━━━ DATA EXCERPTS
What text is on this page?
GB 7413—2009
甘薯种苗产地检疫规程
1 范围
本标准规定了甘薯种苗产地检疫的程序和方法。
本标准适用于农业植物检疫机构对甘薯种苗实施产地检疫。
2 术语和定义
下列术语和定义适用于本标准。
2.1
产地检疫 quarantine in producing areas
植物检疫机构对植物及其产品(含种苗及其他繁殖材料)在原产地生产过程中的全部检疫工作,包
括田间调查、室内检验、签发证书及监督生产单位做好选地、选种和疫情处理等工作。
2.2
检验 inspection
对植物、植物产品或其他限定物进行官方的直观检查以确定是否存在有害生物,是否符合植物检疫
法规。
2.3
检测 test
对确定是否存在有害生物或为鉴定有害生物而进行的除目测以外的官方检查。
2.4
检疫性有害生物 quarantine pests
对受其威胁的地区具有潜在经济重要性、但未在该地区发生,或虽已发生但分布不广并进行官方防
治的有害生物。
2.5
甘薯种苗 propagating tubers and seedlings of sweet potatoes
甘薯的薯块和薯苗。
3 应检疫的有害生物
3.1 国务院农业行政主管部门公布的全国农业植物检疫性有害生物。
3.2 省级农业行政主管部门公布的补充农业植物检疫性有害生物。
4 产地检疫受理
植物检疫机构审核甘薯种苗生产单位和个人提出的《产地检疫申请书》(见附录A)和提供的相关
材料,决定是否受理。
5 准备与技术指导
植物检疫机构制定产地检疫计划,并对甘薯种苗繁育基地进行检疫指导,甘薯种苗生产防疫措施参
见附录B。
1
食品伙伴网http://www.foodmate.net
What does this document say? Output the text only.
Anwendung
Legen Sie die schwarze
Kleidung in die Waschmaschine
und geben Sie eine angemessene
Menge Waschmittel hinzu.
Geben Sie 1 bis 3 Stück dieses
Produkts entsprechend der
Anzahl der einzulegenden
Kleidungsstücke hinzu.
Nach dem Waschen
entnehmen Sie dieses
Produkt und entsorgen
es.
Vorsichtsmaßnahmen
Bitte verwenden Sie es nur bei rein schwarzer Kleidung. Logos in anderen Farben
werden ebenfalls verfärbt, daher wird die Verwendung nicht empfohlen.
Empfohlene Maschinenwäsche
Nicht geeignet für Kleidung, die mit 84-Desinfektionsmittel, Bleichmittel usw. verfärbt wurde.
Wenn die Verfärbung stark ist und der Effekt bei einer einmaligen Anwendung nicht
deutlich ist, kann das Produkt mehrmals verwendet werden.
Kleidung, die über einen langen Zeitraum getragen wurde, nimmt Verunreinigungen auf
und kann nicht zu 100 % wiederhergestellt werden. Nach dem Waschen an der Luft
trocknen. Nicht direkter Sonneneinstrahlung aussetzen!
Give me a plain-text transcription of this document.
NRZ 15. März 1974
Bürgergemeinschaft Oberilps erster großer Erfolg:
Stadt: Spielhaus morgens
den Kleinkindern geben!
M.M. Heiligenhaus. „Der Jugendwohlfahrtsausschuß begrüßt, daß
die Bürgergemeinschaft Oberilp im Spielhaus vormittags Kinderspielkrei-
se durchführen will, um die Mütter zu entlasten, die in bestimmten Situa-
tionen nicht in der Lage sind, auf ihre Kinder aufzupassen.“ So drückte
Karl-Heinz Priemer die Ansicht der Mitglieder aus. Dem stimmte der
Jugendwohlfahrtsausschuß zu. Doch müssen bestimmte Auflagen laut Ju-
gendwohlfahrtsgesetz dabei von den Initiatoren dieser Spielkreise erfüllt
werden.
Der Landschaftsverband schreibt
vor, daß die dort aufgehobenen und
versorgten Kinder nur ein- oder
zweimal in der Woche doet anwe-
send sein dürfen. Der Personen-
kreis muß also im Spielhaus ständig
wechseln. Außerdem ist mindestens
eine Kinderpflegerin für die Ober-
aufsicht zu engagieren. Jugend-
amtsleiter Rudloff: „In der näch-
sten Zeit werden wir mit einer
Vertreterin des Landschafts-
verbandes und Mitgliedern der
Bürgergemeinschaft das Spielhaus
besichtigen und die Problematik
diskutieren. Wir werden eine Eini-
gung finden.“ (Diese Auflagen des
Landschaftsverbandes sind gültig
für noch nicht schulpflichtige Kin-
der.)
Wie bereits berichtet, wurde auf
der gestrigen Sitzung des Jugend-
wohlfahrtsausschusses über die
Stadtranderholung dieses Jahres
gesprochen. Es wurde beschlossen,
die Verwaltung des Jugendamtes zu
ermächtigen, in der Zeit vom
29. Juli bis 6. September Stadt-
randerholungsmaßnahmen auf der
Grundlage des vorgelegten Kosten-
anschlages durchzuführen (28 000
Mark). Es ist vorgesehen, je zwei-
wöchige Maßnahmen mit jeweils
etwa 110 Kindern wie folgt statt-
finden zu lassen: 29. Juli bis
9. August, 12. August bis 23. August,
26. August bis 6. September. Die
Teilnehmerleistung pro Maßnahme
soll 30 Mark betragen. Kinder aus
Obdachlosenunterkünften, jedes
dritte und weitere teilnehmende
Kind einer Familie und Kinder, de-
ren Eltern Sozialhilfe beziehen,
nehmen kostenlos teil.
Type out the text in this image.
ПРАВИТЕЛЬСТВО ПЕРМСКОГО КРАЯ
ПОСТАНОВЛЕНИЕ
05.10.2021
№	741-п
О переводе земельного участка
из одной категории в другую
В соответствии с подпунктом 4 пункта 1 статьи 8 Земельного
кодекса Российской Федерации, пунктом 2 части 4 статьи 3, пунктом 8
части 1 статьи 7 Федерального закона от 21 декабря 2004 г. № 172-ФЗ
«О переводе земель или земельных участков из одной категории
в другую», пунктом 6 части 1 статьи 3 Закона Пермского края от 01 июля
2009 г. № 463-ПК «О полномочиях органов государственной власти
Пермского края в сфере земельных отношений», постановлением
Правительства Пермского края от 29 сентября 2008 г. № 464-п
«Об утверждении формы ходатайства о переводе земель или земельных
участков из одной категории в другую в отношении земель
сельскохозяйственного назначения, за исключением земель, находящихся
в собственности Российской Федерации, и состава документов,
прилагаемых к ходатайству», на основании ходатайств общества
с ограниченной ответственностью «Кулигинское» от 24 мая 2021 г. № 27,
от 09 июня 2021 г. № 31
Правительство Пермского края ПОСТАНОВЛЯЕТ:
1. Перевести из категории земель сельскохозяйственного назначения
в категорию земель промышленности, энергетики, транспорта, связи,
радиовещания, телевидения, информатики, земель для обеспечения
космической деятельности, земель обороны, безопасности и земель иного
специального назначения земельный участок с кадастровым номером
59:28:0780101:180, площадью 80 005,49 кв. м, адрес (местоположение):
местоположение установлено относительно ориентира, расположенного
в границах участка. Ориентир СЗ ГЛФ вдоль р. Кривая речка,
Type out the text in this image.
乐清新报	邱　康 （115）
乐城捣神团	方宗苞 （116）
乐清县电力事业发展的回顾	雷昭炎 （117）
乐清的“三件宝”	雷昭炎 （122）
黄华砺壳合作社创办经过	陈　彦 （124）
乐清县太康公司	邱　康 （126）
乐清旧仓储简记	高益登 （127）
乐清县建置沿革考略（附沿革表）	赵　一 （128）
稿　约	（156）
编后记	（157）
━━━━━━
» WHAT IS ASKED
Transcribe each entry precisely, missing none.

» ANSWER TO THIS PROBLEM
What text is on this page?
GB 7413—2009
甘薯种苗产地检疫规程
1 范围
本标准规定了甘薯种苗产地检疫的程序和方法。
本标准适用于农业植物检疫机构对甘薯种苗实施产地检疫。
2 术语和定义
下列术语和定义适用于本标准。
2.1
产地检疫 quarantine in producing areas
植物检疫机构对植物及其产品(含种苗及其他繁殖材料)在原产地生产过程中的全部检疫工作,包
括田间调查、室内检验、签发证书及监督生产单位做好选地、选种和疫情处理等工作。
2.2
检验 inspection
对植物、植物产品或其他限定物进行官方的直观检查以确定是否存在有害生物,是否符合植物检疫
法规。
2.3
检测 test
对确定是否存在有害生物或为鉴定有害生物而进行的除目测以外的官方检查。
2.4
检疫性有害生物 quarantine pests
对受其威胁的地区具有潜在经济重要性、但未在该地区发生,或虽已发生但分布不广并进行官方防
治的有害生物。
2.5
甘薯种苗 propagating tubers and seedlings of sweet potatoes
甘薯的薯块和薯苗。
3 应检疫的有害生物
3.1 国务院农业行政主管部门公布的全国农业植物检疫性有害生物。
3.2 省级农业行政主管部门公布的补充农业植物检疫性有害生物。
4 产地检疫受理
植物检疫机构审核甘薯种苗生产单位和个人提出的《产地检疫申请书》(见附录A)和提供的相关
材料,决定是否受理。
5 准备与技术指导
植物检疫机构制定产地检疫计划,并对甘薯种苗繁育基地进行检疫指导,甘薯种苗生产防疫措施参
见附录B。
1
食品伙伴网http://www.foodmate.net
What does this document say? Output the text only.
Anwendung
Legen Sie die schwarze
Kleidung in die Waschmaschine
und geben Sie eine angemessene
Menge Waschmittel hinzu.
Geben Sie 1 bis 3 Stück dieses
Produkts entsprechend der
Anzahl der einzulegenden
Kleidungsstücke hinzu.
Nach dem Waschen
entnehmen Sie dieses
Produkt und entsorgen
es.
Vorsichtsmaßnahmen
Bitte verwenden Sie es nur bei rein schwarzer Kleidung. Logos in anderen Farben
werden ebenfalls verfärbt, daher wird die Verwendung nicht empfohlen.
Empfohlene Maschinenwäsche
Nicht geeignet für Kleidung, die mit 84-Desinfektionsmittel, Bleichmittel usw. verfärbt wurde.
Wenn die Verfärbung stark ist und der Effekt bei einer einmaligen Anwendung nicht
deutlich ist, kann das Produkt mehrmals verwendet werden.
Kleidung, die über einen langen Zeitraum getragen wurde, nimmt Verunreinigungen auf
und kann nicht zu 100 % wiederhergestellt werden. Nach dem Waschen an der Luft
trocknen. Nicht direkter Sonneneinstrahlung aussetzen!
Give me a plain-text transcription of this document.
NRZ 15. März 1974
Bürgergemeinschaft Oberilps erster großer Erfolg:
Stadt: Spielhaus morgens
den Kleinkindern geben!
M.M. Heiligenhaus. „Der Jugendwohlfahrtsausschuß begrüßt, daß
die Bürgergemeinschaft Oberilp im Spielhaus vormittags Kinderspielkrei-
se durchführen will, um die Mütter zu entlasten, die in bestimmten Situa-
tionen nicht in der Lage sind, auf ihre Kinder aufzupassen.“ So drückte
Karl-Heinz Priemer die Ansicht der Mitglieder aus. Dem stimmte der
Jugendwohlfahrtsausschuß zu. Doch müssen bestimmte Auflagen laut Ju-
gendwohlfahrtsgesetz dabei von den Initiatoren dieser Spielkreise erfüllt
werden.
Der Landschaftsverband schreibt
vor, daß die dort aufgehobenen und
versorgten Kinder nur ein- oder
zweimal in der Woche doet anwe-
send sein dürfen. Der Personen-
kreis muß also im Spielhaus ständig
wechseln. Außerdem ist mindestens
eine Kinderpflegerin für die Ober-
aufsicht zu engagieren. Jugend-
amtsleiter Rudloff: „In der näch-
sten Zeit werden wir mit einer
Vertreterin des Landschafts-
verbandes und Mitgliedern der
Bürgergemeinschaft das Spielhaus
besichtigen und die Problematik
diskutieren. Wir werden eine Eini-
gung finden.“ (Diese Auflagen des
Landschaftsverbandes sind gültig
für noch nicht schulpflichtige Kin-
der.)
Wie bereits berichtet, wurde auf
der gestrigen Sitzung des Jugend-
wohlfahrtsausschusses über die
Stadtranderholung dieses Jahres
gesprochen. Es wurde beschlossen,
die Verwaltung des Jugendamtes zu
ermächtigen, in der Zeit vom
29. Juli bis 6. September Stadt-
randerholungsmaßnahmen auf der
Grundlage des vorgelegten Kosten-
anschlages durchzuführen (28 000
Mark). Es ist vorgesehen, je zwei-
wöchige Maßnahmen mit jeweils
etwa 110 Kindern wie folgt statt-
finden zu lassen: 29. Juli bis
9. August, 12. August bis 23. August,
26. August bis 6. September. Die
Teilnehmerleistung pro Maßnahme
soll 30 Mark betragen. Kinder aus
Obdachlosenunterkünften, jedes
dritte und weitere teilnehmende
Kind einer Familie und Kinder, de-
ren Eltern Sozialhilfe beziehen,
nehmen kostenlos teil.
Type out the text in this image.
ПРАВИТЕЛЬСТВО ПЕРМСКОГО КРАЯ
ПОСТАНОВЛЕНИЕ
05.10.2021
№	741-п
О переводе земельного участка
из одной категории в другую
В соответствии с подпунктом 4 пункта 1 статьи 8 Земельного
кодекса Российской Федерации, пунктом 2 части 4 статьи 3, пунктом 8
части 1 статьи 7 Федерального закона от 21 декабря 2004 г. № 172-ФЗ
«О переводе земель или земельных участков из одной категории
в другую», пунктом 6 части 1 статьи 3 Закона Пермского края от 01 июля
2009 г. № 463-ПК «О полномочиях органов государственной власти
Пермского края в сфере земельных отношений», постановлением
Правительства Пермского края от 29 сентября 2008 г. № 464-п
«Об утверждении формы ходатайства о переводе земель или земельных
участков из одной категории в другую в отношении земель
сельскохозяйственного назначения, за исключением земель, находящихся
в собственности Российской Федерации, и состава документов,
прилагаемых к ходатайству», на основании ходатайств общества
с ограниченной ответственностью «Кулигинское» от 24 мая 2021 г. № 27,
от 09 июня 2021 г. № 31
Правительство Пермского края ПОСТАНОВЛЯЕТ:
1. Перевести из категории земель сельскохозяйственного назначения
в категорию земель промышленности, энергетики, транспорта, связи,
радиовещания, телевидения, информатики, земель для обеспечения
космической деятельности, земель обороны, безопасности и земель иного
специального назначения земельный участок с кадастровым номером
59:28:0780101:180, площадью 80 005,49 кв. м, адрес (местоположение):
местоположение установлено относительно ориентира, расположенного
в границах участка. Ориентир СЗ ГЛФ вдоль р. Кривая речка,
Type out the text in this image.
乐清新报	邱　康 （115）
乐城捣神团	方宗苞 （116）
乐清县电力事业发展的回顾	雷昭炎 （117）
乐清的“三件宝”	雷昭炎 （122）
黄华砺壳合作社创办经过	陈　彦 （124）
乐清县太康公司	邱　康 （126）
乐清旧仓储简记	高益登 （127）
乐清县建置沿革考略（附沿革表）	赵　一 （128）
稿　约	（156）
编后记	（157）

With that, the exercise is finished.